Your goal |
All of the lines below are to be transcribed faithfully, with pictures excluded from the copy.
- - -
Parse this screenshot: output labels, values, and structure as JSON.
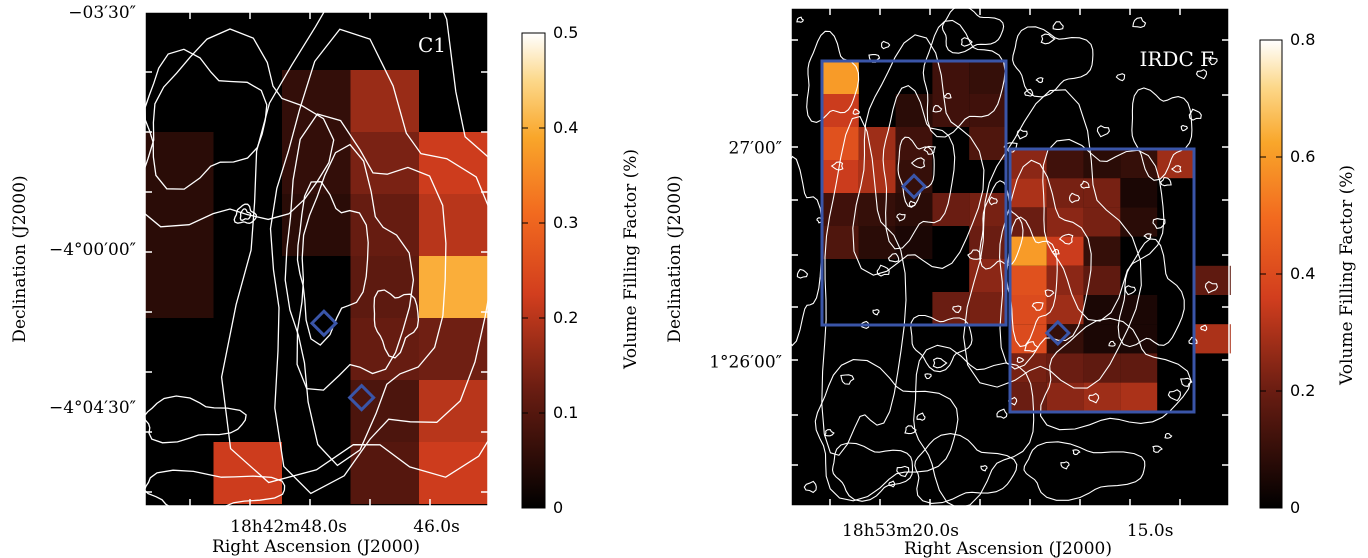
{
  "chart_data": [
    {
      "type": "heatmap",
      "title": "",
      "panel_label": "C1",
      "xlabel": "Right Ascension (J2000)",
      "ylabel": "Declination (J2000)",
      "x_ticks": [
        {
          "pos": 0.2,
          "label": "18h42m48.0s"
        },
        {
          "pos": 0.85,
          "label": "46.0s"
        }
      ],
      "y_ticks": [
        {
          "pos": 1.0,
          "label": "−03′30″"
        },
        {
          "pos": 0.52,
          "label": "−4°00′00″"
        },
        {
          "pos": 0.2,
          "label": "−4°04′30″"
        }
      ],
      "colorbar": {
        "label": "Volume Filling Factor (%)",
        "range": [
          0,
          0.5
        ],
        "ticks": [
          "0",
          "0.1",
          "0.2",
          "0.3",
          "0.4",
          "0.5"
        ]
      },
      "grid": {
        "cols": 5,
        "rows": 8
      },
      "values": [
        [
          null,
          null,
          0.06,
          0.17,
          null
        ],
        [
          0.05,
          null,
          0.06,
          0.14,
          0.22
        ],
        [
          0.05,
          null,
          0.05,
          0.12,
          0.2
        ],
        [
          0.05,
          null,
          null,
          0.11,
          0.4
        ],
        [
          null,
          null,
          null,
          0.12,
          0.13
        ],
        [
          null,
          null,
          null,
          0.09,
          0.2
        ],
        [
          null,
          0.22,
          null,
          0.1,
          0.22
        ],
        [
          null,
          null,
          null,
          null,
          null
        ]
      ],
      "markers": [
        {
          "col": 3.05,
          "row": 3.6
        },
        {
          "col": 3.6,
          "row": 4.8
        }
      ],
      "colors": {
        "marker": "#3a55a8",
        "contour": "#ffffff"
      }
    },
    {
      "type": "heatmap",
      "title": "",
      "panel_label": "IRDC F",
      "xlabel": "Right Ascension (J2000)",
      "ylabel": "Declination (J2000)",
      "x_ticks": [
        {
          "pos": 0.25,
          "label": "18h53m20.0s"
        },
        {
          "pos": 0.82,
          "label": "15.0s"
        }
      ],
      "y_ticks": [
        {
          "pos": 0.72,
          "label": "27′00″"
        },
        {
          "pos": 0.29,
          "label": "1°26′00″"
        }
      ],
      "colorbar": {
        "label": "Volume Filling Factor (%)",
        "range": [
          0,
          0.8
        ],
        "ticks": [
          "0",
          "0.2",
          "0.4",
          "0.6",
          "0.8"
        ]
      },
      "grid_a": {
        "values": [
          [
            0.6,
            null,
            null,
            0.12,
            0.1
          ],
          [
            0.35,
            null,
            0.08,
            0.12,
            0.12
          ],
          [
            0.42,
            0.28,
            0.12,
            null,
            0.15
          ],
          [
            0.35,
            0.3,
            0.1,
            null,
            null
          ],
          [
            0.12,
            0.1,
            0.08,
            0.2,
            0.22
          ],
          [
            0.15,
            0.08,
            0.05,
            null,
            0.2
          ],
          [
            null,
            null,
            null,
            null,
            0.25
          ],
          [
            null,
            null,
            null,
            0.2,
            0.22
          ]
        ]
      },
      "grid_b": {
        "values": [
          [
            0.25,
            0.12,
            0.08,
            0.1,
            0.28,
            null
          ],
          [
            0.3,
            0.22,
            0.22,
            0.05,
            null,
            null
          ],
          [
            0.2,
            0.25,
            0.22,
            0.08,
            null,
            null
          ],
          [
            0.6,
            0.35,
            0.1,
            null,
            null,
            null
          ],
          [
            0.42,
            0.25,
            0.18,
            null,
            null,
            0.18
          ],
          [
            0.4,
            0.28,
            0.05,
            0.05,
            null,
            null
          ],
          [
            0.4,
            0.1,
            0.05,
            0.05,
            null,
            0.3
          ],
          [
            0.22,
            0.2,
            0.18,
            0.18,
            null,
            null
          ],
          [
            0.2,
            0.25,
            0.28,
            0.3,
            null,
            null
          ]
        ]
      },
      "markers": [
        {
          "panel": "a",
          "col": 2.5,
          "row": 3.8
        },
        {
          "panel": "b",
          "col": 1.3,
          "row": 6.3
        }
      ],
      "colors": {
        "marker": "#3a55a8",
        "box": "#3a55a8",
        "contour": "#ffffff"
      }
    }
  ]
}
- - -
Exercise result |
Parse this screenshot: output labels, values, and structure as JSON.
{
  "chart_data": [
    {
      "type": "heatmap",
      "title": "",
      "panel_label": "C1",
      "xlabel": "Right Ascension (J2000)",
      "ylabel": "Declination (J2000)",
      "x_ticks": [
        {
          "pos": 0.2,
          "label": "18h42m48.0s"
        },
        {
          "pos": 0.85,
          "label": "46.0s"
        }
      ],
      "y_ticks": [
        {
          "pos": 1.0,
          "label": "−03′30″"
        },
        {
          "pos": 0.52,
          "label": "−4°00′00″"
        },
        {
          "pos": 0.2,
          "label": "−4°04′30″"
        }
      ],
      "colorbar": {
        "label": "Volume Filling Factor (%)",
        "range": [
          0,
          0.5
        ],
        "ticks": [
          "0",
          "0.1",
          "0.2",
          "0.3",
          "0.4",
          "0.5"
        ]
      },
      "grid": {
        "cols": 5,
        "rows": 8
      },
      "values": [
        [
          null,
          null,
          0.06,
          0.17,
          null
        ],
        [
          0.05,
          null,
          0.06,
          0.14,
          0.22
        ],
        [
          0.05,
          null,
          0.05,
          0.12,
          0.2
        ],
        [
          0.05,
          null,
          null,
          0.11,
          0.4
        ],
        [
          null,
          null,
          null,
          0.12,
          0.13
        ],
        [
          null,
          null,
          null,
          0.09,
          0.2
        ],
        [
          null,
          0.22,
          null,
          0.1,
          0.22
        ],
        [
          null,
          null,
          null,
          null,
          null
        ]
      ],
      "markers": [
        {
          "col": 3.05,
          "row": 3.6
        },
        {
          "col": 3.6,
          "row": 4.8
        }
      ],
      "colors": {
        "marker": "#3a55a8",
        "contour": "#ffffff"
      }
    },
    {
      "type": "heatmap",
      "title": "",
      "panel_label": "IRDC F",
      "xlabel": "Right Ascension (J2000)",
      "ylabel": "Declination (J2000)",
      "x_ticks": [
        {
          "pos": 0.25,
          "label": "18h53m20.0s"
        },
        {
          "pos": 0.82,
          "label": "15.0s"
        }
      ],
      "y_ticks": [
        {
          "pos": 0.72,
          "label": "27′00″"
        },
        {
          "pos": 0.29,
          "label": "1°26′00″"
        }
      ],
      "colorbar": {
        "label": "Volume Filling Factor (%)",
        "range": [
          0,
          0.8
        ],
        "ticks": [
          "0",
          "0.2",
          "0.4",
          "0.6",
          "0.8"
        ]
      },
      "grid_a": {
        "values": [
          [
            0.6,
            null,
            null,
            0.12,
            0.1
          ],
          [
            0.35,
            null,
            0.08,
            0.12,
            0.12
          ],
          [
            0.42,
            0.28,
            0.12,
            null,
            0.15
          ],
          [
            0.35,
            0.3,
            0.1,
            null,
            null
          ],
          [
            0.12,
            0.1,
            0.08,
            0.2,
            0.22
          ],
          [
            0.15,
            0.08,
            0.05,
            null,
            0.2
          ],
          [
            null,
            null,
            null,
            null,
            0.25
          ],
          [
            null,
            null,
            null,
            0.2,
            0.22
          ]
        ]
      },
      "grid_b": {
        "values": [
          [
            0.25,
            0.12,
            0.08,
            0.1,
            0.28,
            null
          ],
          [
            0.3,
            0.22,
            0.22,
            0.05,
            null,
            null
          ],
          [
            0.2,
            0.25,
            0.22,
            0.08,
            null,
            null
          ],
          [
            0.6,
            0.35,
            0.1,
            null,
            null,
            null
          ],
          [
            0.42,
            0.25,
            0.18,
            null,
            null,
            0.18
          ],
          [
            0.4,
            0.28,
            0.05,
            0.05,
            null,
            null
          ],
          [
            0.4,
            0.1,
            0.05,
            0.05,
            null,
            0.3
          ],
          [
            0.22,
            0.2,
            0.18,
            0.18,
            null,
            null
          ],
          [
            0.2,
            0.25,
            0.28,
            0.3,
            null,
            null
          ]
        ]
      },
      "markers": [
        {
          "panel": "a",
          "col": 2.5,
          "row": 3.8
        },
        {
          "panel": "b",
          "col": 1.3,
          "row": 6.3
        }
      ],
      "colors": {
        "marker": "#3a55a8",
        "box": "#3a55a8",
        "contour": "#ffffff"
      }
    }
  ]
}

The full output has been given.